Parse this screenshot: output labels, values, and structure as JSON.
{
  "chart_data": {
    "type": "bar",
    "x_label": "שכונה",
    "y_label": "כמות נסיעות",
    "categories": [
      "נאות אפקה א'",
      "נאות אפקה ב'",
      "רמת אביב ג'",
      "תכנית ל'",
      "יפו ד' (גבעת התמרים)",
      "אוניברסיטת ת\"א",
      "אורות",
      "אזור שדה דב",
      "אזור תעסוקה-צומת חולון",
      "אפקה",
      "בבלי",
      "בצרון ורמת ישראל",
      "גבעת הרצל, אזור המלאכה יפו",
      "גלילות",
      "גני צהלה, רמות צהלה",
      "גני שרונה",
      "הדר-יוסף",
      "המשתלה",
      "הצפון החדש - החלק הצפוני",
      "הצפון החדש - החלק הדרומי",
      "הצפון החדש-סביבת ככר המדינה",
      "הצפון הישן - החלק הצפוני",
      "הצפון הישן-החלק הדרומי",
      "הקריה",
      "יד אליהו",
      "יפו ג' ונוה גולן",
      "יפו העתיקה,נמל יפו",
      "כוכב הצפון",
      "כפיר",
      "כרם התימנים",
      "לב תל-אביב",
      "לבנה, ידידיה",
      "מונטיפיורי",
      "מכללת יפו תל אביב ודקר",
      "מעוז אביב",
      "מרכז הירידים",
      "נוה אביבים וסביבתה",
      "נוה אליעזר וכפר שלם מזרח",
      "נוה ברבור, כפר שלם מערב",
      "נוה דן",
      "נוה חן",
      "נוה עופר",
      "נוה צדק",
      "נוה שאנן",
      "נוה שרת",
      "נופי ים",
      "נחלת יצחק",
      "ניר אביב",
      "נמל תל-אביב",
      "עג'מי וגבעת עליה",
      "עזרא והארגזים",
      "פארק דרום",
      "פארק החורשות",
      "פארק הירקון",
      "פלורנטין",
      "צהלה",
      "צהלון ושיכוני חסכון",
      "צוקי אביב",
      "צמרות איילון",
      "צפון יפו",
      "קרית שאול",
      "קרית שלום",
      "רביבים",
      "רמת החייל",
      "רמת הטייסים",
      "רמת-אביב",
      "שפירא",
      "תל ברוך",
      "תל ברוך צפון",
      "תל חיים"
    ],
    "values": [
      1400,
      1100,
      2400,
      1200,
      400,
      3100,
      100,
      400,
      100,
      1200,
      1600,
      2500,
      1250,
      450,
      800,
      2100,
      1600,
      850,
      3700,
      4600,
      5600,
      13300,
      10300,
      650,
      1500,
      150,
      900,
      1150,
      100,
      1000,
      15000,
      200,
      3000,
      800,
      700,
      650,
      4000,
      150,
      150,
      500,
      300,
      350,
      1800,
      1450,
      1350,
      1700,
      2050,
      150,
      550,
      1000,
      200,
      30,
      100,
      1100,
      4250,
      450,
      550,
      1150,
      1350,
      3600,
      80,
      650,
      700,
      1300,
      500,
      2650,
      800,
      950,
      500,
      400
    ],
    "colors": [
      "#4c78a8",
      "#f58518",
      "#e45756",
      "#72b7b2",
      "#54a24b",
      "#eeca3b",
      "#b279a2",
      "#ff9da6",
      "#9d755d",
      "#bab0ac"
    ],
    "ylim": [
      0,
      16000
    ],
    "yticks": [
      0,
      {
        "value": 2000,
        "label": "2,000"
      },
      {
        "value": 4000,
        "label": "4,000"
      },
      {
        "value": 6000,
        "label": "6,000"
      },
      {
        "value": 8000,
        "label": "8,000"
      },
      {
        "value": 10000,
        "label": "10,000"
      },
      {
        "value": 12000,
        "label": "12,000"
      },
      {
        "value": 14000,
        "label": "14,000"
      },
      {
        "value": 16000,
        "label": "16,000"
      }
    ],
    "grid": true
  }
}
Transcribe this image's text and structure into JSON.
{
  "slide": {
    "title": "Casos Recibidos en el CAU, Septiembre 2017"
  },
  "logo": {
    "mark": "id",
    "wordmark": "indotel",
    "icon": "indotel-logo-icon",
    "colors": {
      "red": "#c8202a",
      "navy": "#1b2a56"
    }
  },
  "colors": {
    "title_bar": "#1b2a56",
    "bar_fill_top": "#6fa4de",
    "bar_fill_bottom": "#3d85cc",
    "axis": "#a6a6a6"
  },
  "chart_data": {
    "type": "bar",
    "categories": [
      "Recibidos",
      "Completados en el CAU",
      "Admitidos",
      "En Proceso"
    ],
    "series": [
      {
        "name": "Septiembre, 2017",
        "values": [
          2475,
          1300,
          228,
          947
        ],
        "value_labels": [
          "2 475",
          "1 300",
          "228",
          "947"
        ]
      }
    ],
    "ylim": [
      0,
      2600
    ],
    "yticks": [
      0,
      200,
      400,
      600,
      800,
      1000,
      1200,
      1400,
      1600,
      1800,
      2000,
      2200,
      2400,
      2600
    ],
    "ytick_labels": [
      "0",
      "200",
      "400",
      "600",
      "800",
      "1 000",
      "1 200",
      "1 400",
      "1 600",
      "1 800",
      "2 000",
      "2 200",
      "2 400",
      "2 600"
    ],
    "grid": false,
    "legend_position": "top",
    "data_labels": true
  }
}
==*==
## Request
Reproduce the material above exactly; please quote every line of it.

## Output for this exercise
Parse this screenshot: output labels, values, and structure as JSON.
{
  "chart_data": {
    "type": "bar",
    "x_label": "שכונה",
    "y_label": "כמות נסיעות",
    "categories": [
      "נאות אפקה א'",
      "נאות אפקה ב'",
      "רמת אביב ג'",
      "תכנית ל'",
      "יפו ד' (גבעת התמרים)",
      "אוניברסיטת ת\"א",
      "אורות",
      "אזור שדה דב",
      "אזור תעסוקה-צומת חולון",
      "אפקה",
      "בבלי",
      "בצרון ורמת ישראל",
      "גבעת הרצל, אזור המלאכה יפו",
      "גלילות",
      "גני צהלה, רמות צהלה",
      "גני שרונה",
      "הדר-יוסף",
      "המשתלה",
      "הצפון החדש - החלק הצפוני",
      "הצפון החדש - החלק הדרומי",
      "הצפון החדש-סביבת ככר המדינה",
      "הצפון הישן - החלק הצפוני",
      "הצפון הישן-החלק הדרומי",
      "הקריה",
      "יד אליהו",
      "יפו ג' ונוה גולן",
      "יפו העתיקה,נמל יפו",
      "כוכב הצפון",
      "כפיר",
      "כרם התימנים",
      "לב תל-אביב",
      "לבנה, ידידיה",
      "מונטיפיורי",
      "מכללת יפו תל אביב ודקר",
      "מעוז אביב",
      "מרכז הירידים",
      "נוה אביבים וסביבתה",
      "נוה אליעזר וכפר שלם מזרח",
      "נוה ברבור, כפר שלם מערב",
      "נוה דן",
      "נוה חן",
      "נוה עופר",
      "נוה צדק",
      "נוה שאנן",
      "נוה שרת",
      "נופי ים",
      "נחלת יצחק",
      "ניר אביב",
      "נמל תל-אביב",
      "עג'מי וגבעת עליה",
      "עזרא והארגזים",
      "פארק דרום",
      "פארק החורשות",
      "פארק הירקון",
      "פלורנטין",
      "צהלה",
      "צהלון ושיכוני חסכון",
      "צוקי אביב",
      "צמרות איילון",
      "צפון יפו",
      "קרית שאול",
      "קרית שלום",
      "רביבים",
      "רמת החייל",
      "רמת הטייסים",
      "רמת-אביב",
      "שפירא",
      "תל ברוך",
      "תל ברוך צפון",
      "תל חיים"
    ],
    "values": [
      1400,
      1100,
      2400,
      1200,
      400,
      3100,
      100,
      400,
      100,
      1200,
      1600,
      2500,
      1250,
      450,
      800,
      2100,
      1600,
      850,
      3700,
      4600,
      5600,
      13300,
      10300,
      650,
      1500,
      150,
      900,
      1150,
      100,
      1000,
      15000,
      200,
      3000,
      800,
      700,
      650,
      4000,
      150,
      150,
      500,
      300,
      350,
      1800,
      1450,
      1350,
      1700,
      2050,
      150,
      550,
      1000,
      200,
      30,
      100,
      1100,
      4250,
      450,
      550,
      1150,
      1350,
      3600,
      80,
      650,
      700,
      1300,
      500,
      2650,
      800,
      950,
      500,
      400
    ],
    "colors": [
      "#4c78a8",
      "#f58518",
      "#e45756",
      "#72b7b2",
      "#54a24b",
      "#eeca3b",
      "#b279a2",
      "#ff9da6",
      "#9d755d",
      "#bab0ac"
    ],
    "ylim": [
      0,
      16000
    ],
    "yticks": [
      0,
      {
        "value": 2000,
        "label": "2,000"
      },
      {
        "value": 4000,
        "label": "4,000"
      },
      {
        "value": 6000,
        "label": "6,000"
      },
      {
        "value": 8000,
        "label": "8,000"
      },
      {
        "value": 10000,
        "label": "10,000"
      },
      {
        "value": 12000,
        "label": "12,000"
      },
      {
        "value": 14000,
        "label": "14,000"
      },
      {
        "value": 16000,
        "label": "16,000"
      }
    ],
    "grid": true
  }
}
Transcribe this image's text and structure into JSON.
{
  "slide": {
    "title": "Casos Recibidos en el CAU, Septiembre 2017"
  },
  "logo": {
    "mark": "id",
    "wordmark": "indotel",
    "icon": "indotel-logo-icon",
    "colors": {
      "red": "#c8202a",
      "navy": "#1b2a56"
    }
  },
  "colors": {
    "title_bar": "#1b2a56",
    "bar_fill_top": "#6fa4de",
    "bar_fill_bottom": "#3d85cc",
    "axis": "#a6a6a6"
  },
  "chart_data": {
    "type": "bar",
    "categories": [
      "Recibidos",
      "Completados en el CAU",
      "Admitidos",
      "En Proceso"
    ],
    "series": [
      {
        "name": "Septiembre, 2017",
        "values": [
          2475,
          1300,
          228,
          947
        ],
        "value_labels": [
          "2 475",
          "1 300",
          "228",
          "947"
        ]
      }
    ],
    "ylim": [
      0,
      2600
    ],
    "yticks": [
      0,
      200,
      400,
      600,
      800,
      1000,
      1200,
      1400,
      1600,
      1800,
      2000,
      2200,
      2400,
      2600
    ],
    "ytick_labels": [
      "0",
      "200",
      "400",
      "600",
      "800",
      "1 000",
      "1 200",
      "1 400",
      "1 600",
      "1 800",
      "2 000",
      "2 200",
      "2 400",
      "2 600"
    ],
    "grid": false,
    "legend_position": "top",
    "data_labels": true
  }
}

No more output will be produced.